[Start Data to process]

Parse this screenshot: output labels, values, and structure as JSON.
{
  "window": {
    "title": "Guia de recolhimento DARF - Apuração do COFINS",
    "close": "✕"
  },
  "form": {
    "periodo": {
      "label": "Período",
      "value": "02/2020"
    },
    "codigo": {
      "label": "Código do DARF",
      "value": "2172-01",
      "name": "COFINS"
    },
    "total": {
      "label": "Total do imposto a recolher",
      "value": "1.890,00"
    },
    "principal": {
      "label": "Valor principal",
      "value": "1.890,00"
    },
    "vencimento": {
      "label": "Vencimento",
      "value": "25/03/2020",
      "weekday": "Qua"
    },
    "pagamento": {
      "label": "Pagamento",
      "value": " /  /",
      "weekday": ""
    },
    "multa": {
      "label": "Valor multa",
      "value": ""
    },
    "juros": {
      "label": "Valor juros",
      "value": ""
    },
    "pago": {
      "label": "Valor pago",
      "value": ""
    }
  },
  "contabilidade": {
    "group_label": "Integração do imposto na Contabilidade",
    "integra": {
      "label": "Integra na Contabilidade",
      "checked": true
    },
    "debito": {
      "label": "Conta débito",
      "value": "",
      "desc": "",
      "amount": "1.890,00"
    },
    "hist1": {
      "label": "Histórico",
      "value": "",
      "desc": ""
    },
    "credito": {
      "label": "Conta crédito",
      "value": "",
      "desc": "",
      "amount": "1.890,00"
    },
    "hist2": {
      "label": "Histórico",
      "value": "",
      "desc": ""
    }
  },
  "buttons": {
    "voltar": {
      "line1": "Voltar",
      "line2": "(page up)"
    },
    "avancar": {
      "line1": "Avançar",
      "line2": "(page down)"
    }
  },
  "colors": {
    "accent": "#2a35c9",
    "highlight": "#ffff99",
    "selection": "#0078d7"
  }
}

[End Data to process]

- _Short problem_: Transcribe the entire listing above precisely.

- _Solution to the problem_:
Parse this screenshot: output labels, values, and structure as JSON.
{
  "window": {
    "title": "Guia de recolhimento DARF - Apuração do COFINS",
    "close": "✕"
  },
  "form": {
    "periodo": {
      "label": "Período",
      "value": "02/2020"
    },
    "codigo": {
      "label": "Código do DARF",
      "value": "2172-01",
      "name": "COFINS"
    },
    "total": {
      "label": "Total do imposto a recolher",
      "value": "1.890,00"
    },
    "principal": {
      "label": "Valor principal",
      "value": "1.890,00"
    },
    "vencimento": {
      "label": "Vencimento",
      "value": "25/03/2020",
      "weekday": "Qua"
    },
    "pagamento": {
      "label": "Pagamento",
      "value": " /  /",
      "weekday": ""
    },
    "multa": {
      "label": "Valor multa",
      "value": ""
    },
    "juros": {
      "label": "Valor juros",
      "value": ""
    },
    "pago": {
      "label": "Valor pago",
      "value": ""
    }
  },
  "contabilidade": {
    "group_label": "Integração do imposto na Contabilidade",
    "integra": {
      "label": "Integra na Contabilidade",
      "checked": true
    },
    "debito": {
      "label": "Conta débito",
      "value": "",
      "desc": "",
      "amount": "1.890,00"
    },
    "hist1": {
      "label": "Histórico",
      "value": "",
      "desc": ""
    },
    "credito": {
      "label": "Conta crédito",
      "value": "",
      "desc": "",
      "amount": "1.890,00"
    },
    "hist2": {
      "label": "Histórico",
      "value": "",
      "desc": ""
    }
  },
  "buttons": {
    "voltar": {
      "line1": "Voltar",
      "line2": "(page up)"
    },
    "avancar": {
      "line1": "Avançar",
      "line2": "(page down)"
    }
  },
  "colors": {
    "accent": "#2a35c9",
    "highlight": "#ffff99",
    "selection": "#0078d7"
  }
}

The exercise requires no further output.